Dataset entries:
□ □ □ □

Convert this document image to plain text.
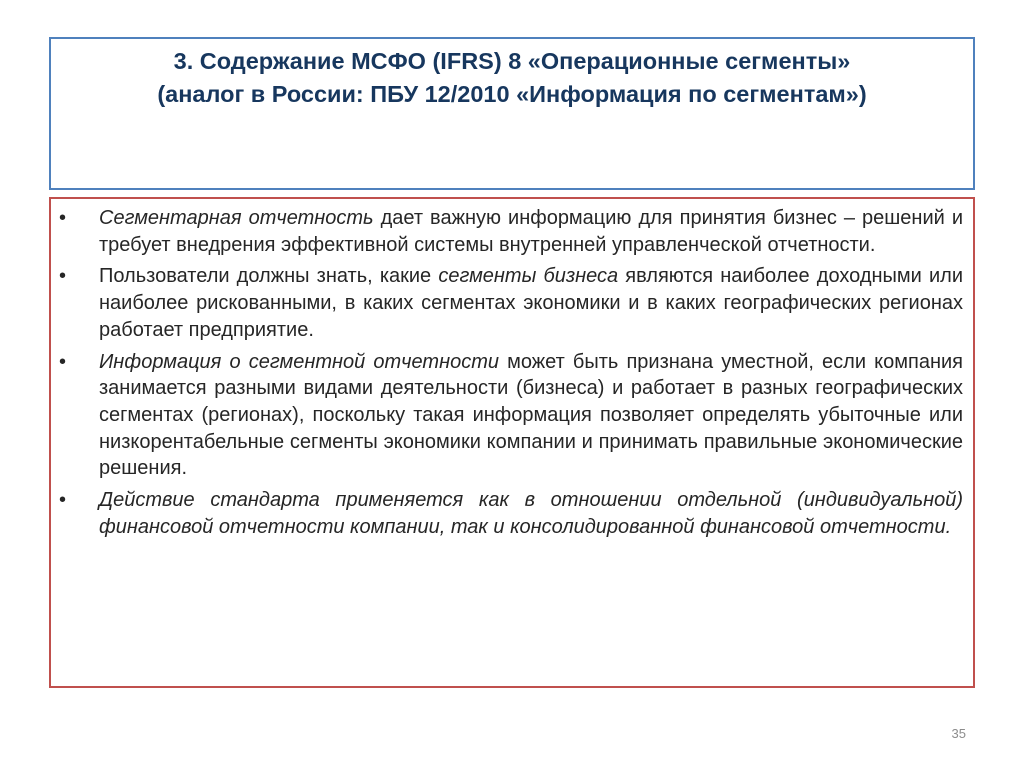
3. Содержание МСФО (IFRS) 8 «Операционные сегменты»
(аналог в России: ПБУ 12/2010 «Информация по сегментам»)
• Сегментарная отчетность дает важную информацию для принятия бизнес – решений и требует внедрения эффективной системы внутренней управленческой отчетности.
• Пользователи должны знать, какие сегменты бизнеса являются наиболее доходными или наиболее рискованными, в каких сегментах экономики и в каких географических регионах работает предприятие.
• Информация о сегментной отчетности может быть признана уместной, если компания занимается разными видами деятельности (бизнеса) и работает в разных географических сегментах (регионах), поскольку такая информация позволяет определять убыточные или низкорентабельные сегменты экономики компании и принимать правильные экономические решения.
• Действие стандарта применяется как в отношении отдельной (индивидуальной) финансовой отчетности компании, так и консолидированной финансовой отчетности.
35
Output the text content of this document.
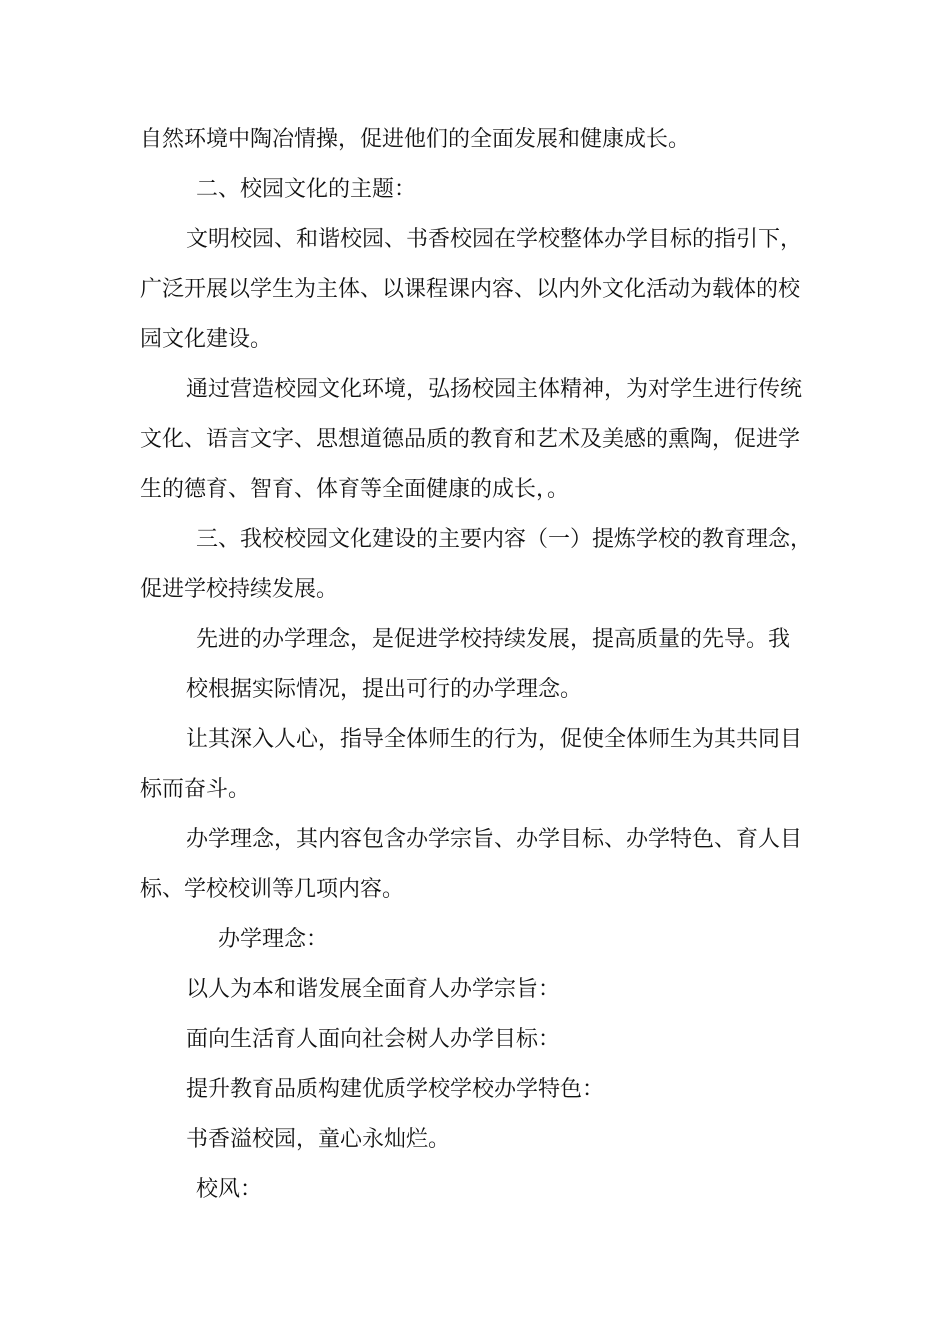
自然环境中陶冶情操，促进他们的全面发展和健康成长。

二、校园文化的主题：

文明校园、和谐校园、书香校园在学校整体办学目标的指引下，

广泛开展以学生为主体、以课程课内容、以内外文化活动为载体的校

园文化建设。

通过营造校园文化环境，弘扬校园主体精神，为对学生进行传统

文化、语言文字、思想道德品质的教育和艺术及美感的熏陶，促进学

生的德育、智育、体育等全面健康的成长，。

三、我校校园文化建设的主要内容（一）提炼学校的教育理念，

促进学校持续发展。

先进的办学理念，是促进学校持续发展，提高质量的先导。我

校根据实际情况，提出可行的办学理念。

让其深入人心，指导全体师生的行为，促使全体师生为其共同目

标而奋斗。

办学理念，其内容包含办学宗旨、办学目标、办学特色、育人目

标、学校校训等几项内容。

办学理念：

以人为本和谐发展全面育人办学宗旨：

面向生活育人面向社会树人办学目标：

提升教育品质构建优质学校学校办学特色：

书香溢校园，童心永灿烂。

校风：
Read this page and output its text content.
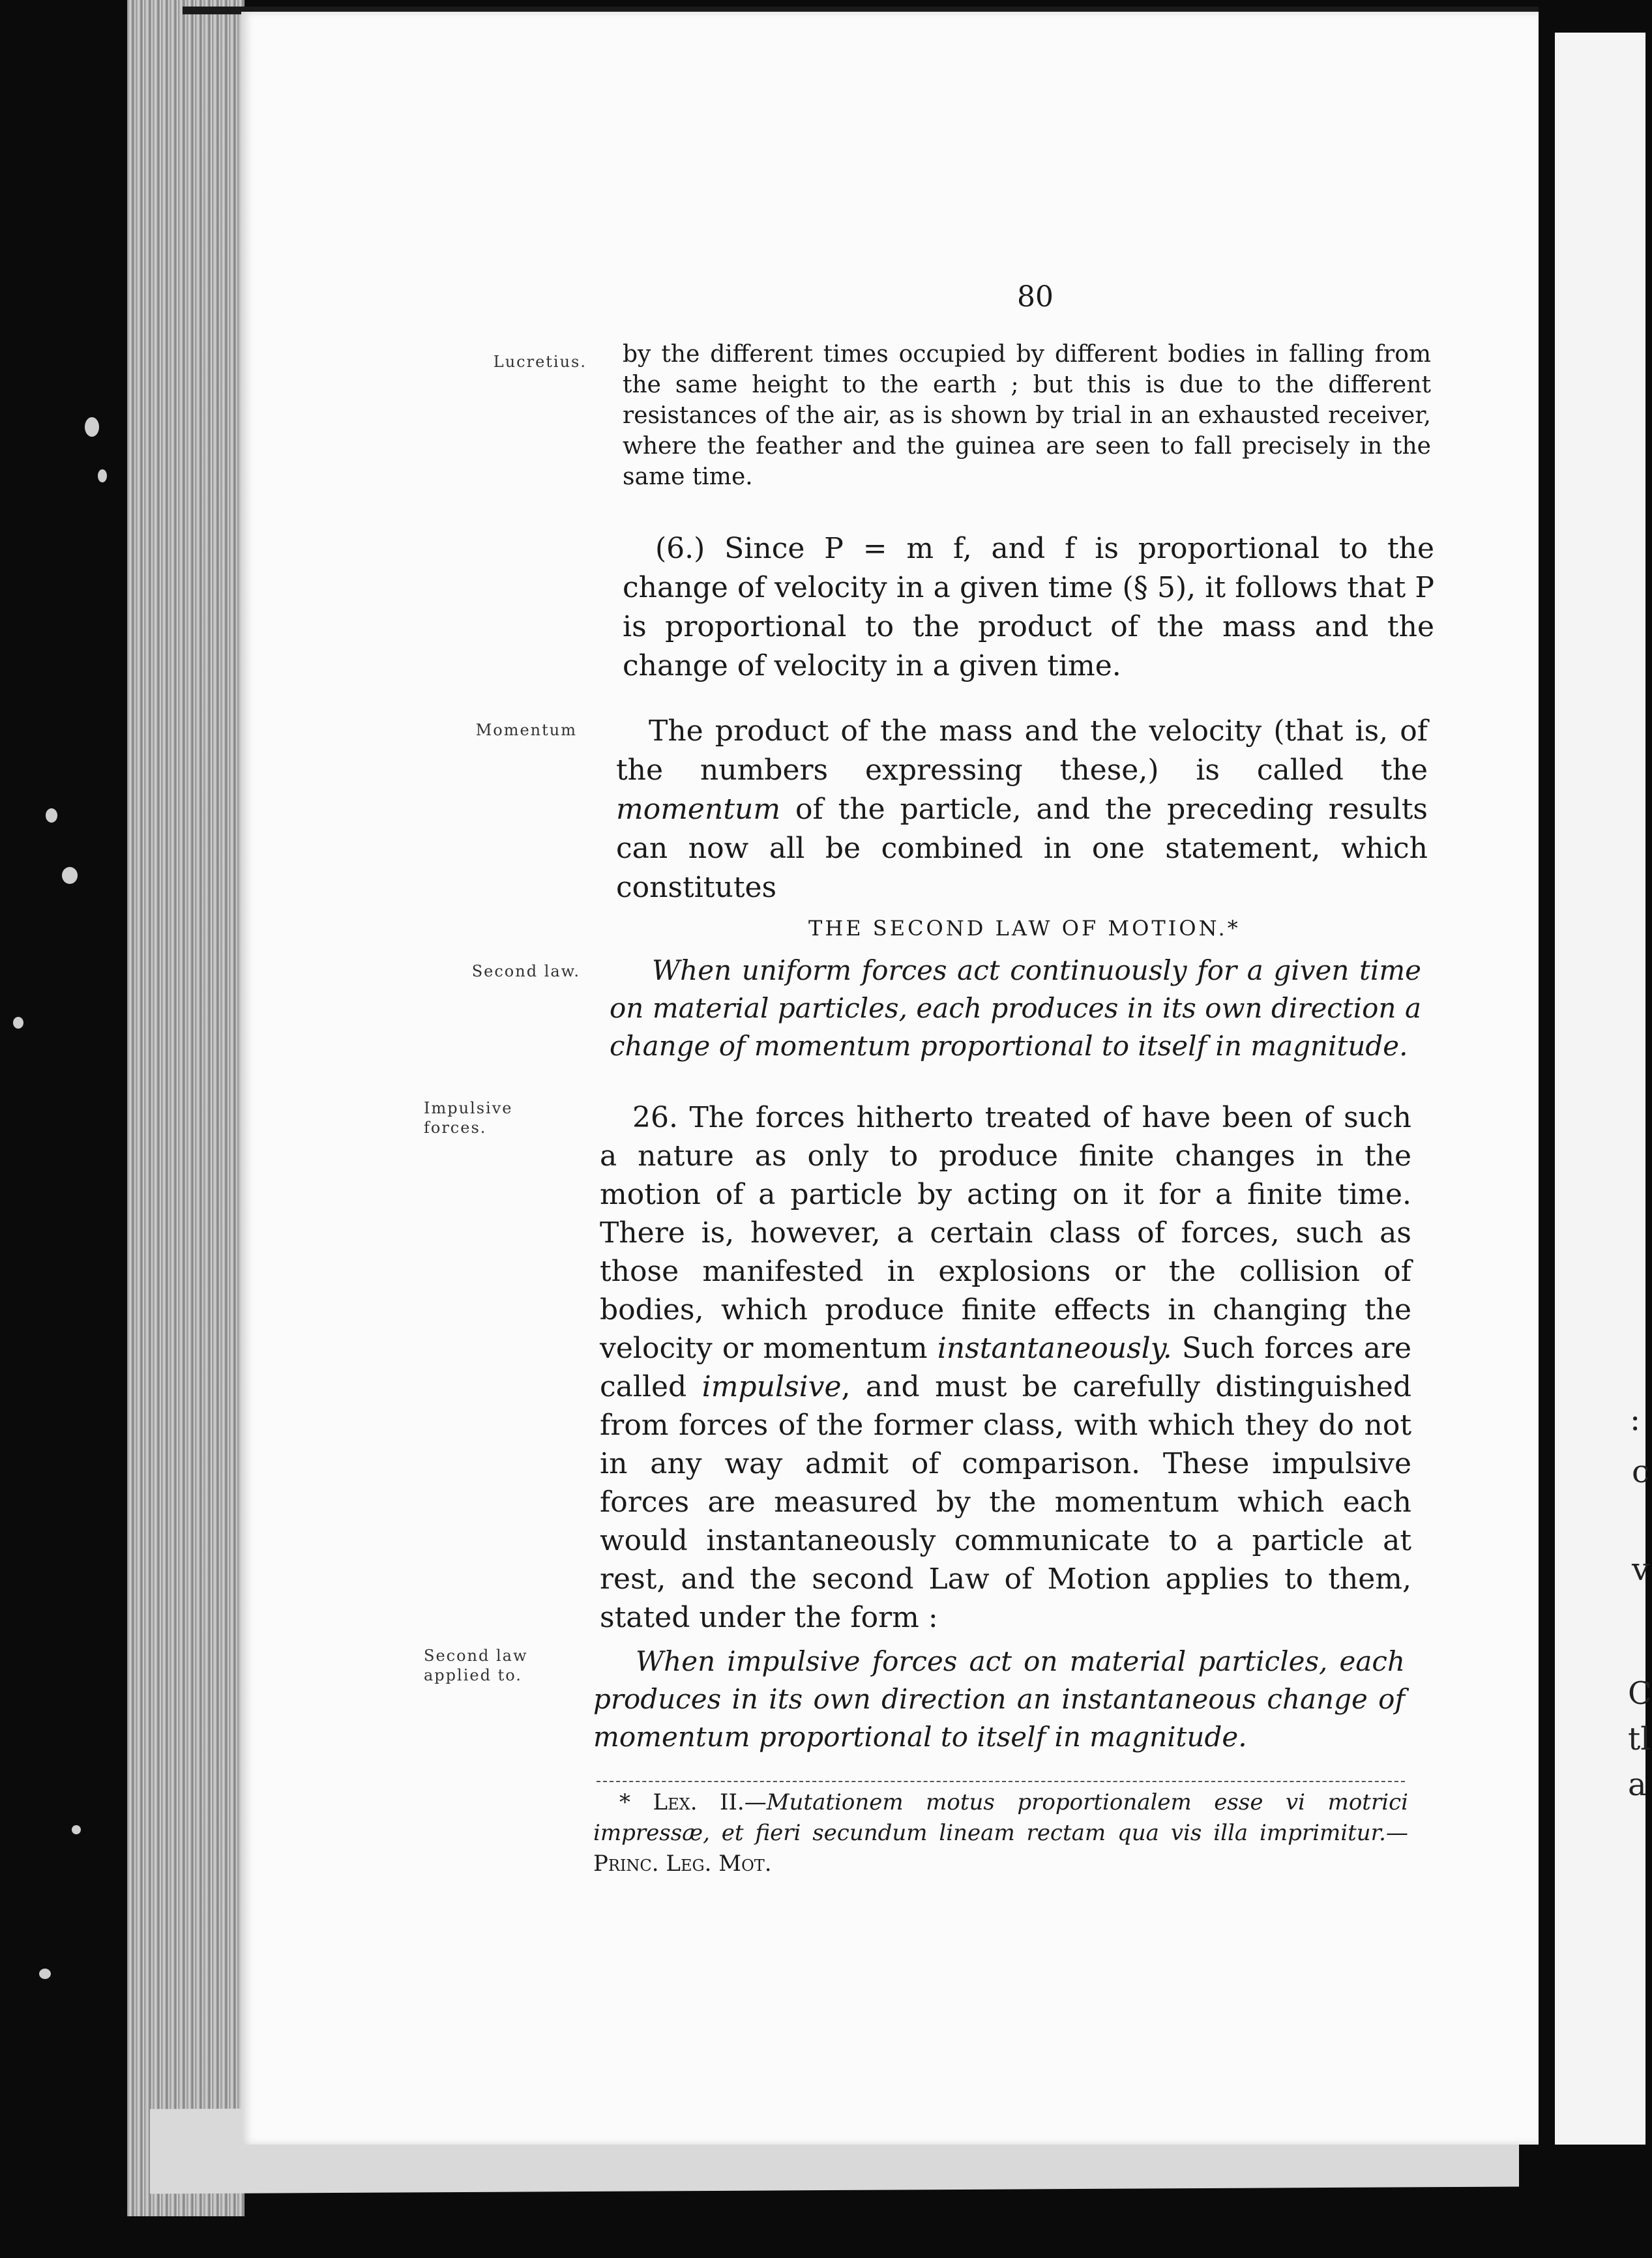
:
c
v
C
tl
a
80
Lucretius.
Momentum
Second law.
Impulsive forces.
Second law applied to.
by the different times occupied by different bodies in falling from the same height to the earth ; but this is due to the different resistances of the air, as is shown by trial in an exhausted receiver, where the feather and the guinea are seen to fall precisely in the same time.
(6.) Since P = m f, and f is proportional to the change of velocity in a given time (§ 5), it follows that P is proportional to the product of the mass and the change of velocity in a given time.
The product of the mass and the velocity (that is, of the numbers expressing these,) is called the momentum of the particle, and the preceding results can now all be combined in one statement, which constitutes
THE SECOND LAW OF MOTION.*
When uniform forces act continuously for a given time on material particles, each produces in its own direction a change of momentum proportional to itself in magnitude.
26. The forces hitherto treated of have been of such a nature as only to produce finite changes in the motion of a particle by acting on it for a finite time. There is, however, a certain class of forces, such as those manifested in explosions or the collision of bodies, which produce finite effects in changing the velocity or momentum instantaneously. Such forces are called impulsive, and must be carefully distinguished from forces of the former class, with which they do not in any way admit of comparison. These impulsive forces are measured by the momentum which each would instantaneously communicate to a particle at rest, and the second Law of Motion applies to them, stated under the form :
When impulsive forces act on material particles, each produces in its own direction an instantaneous change of momentum proportional to itself in magnitude.
* Lex. II.—Mutationem motus proportionalem esse vi motrici impressæ, et fieri secundum lineam rectam qua vis illa imprimitur.— Princ. Leg. Mot.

□ □ □ □

Pick out each line containing the string "produces" and copy it.

__SOLUTION__.
When uniform forces act continuously for a given time on material particles, each produces in its own direction a change of momentum proportional to itself in magnitude.
When impulsive forces act on material particles, each produces in its own direction an instantaneous change of momentum proportional to itself in magnitude.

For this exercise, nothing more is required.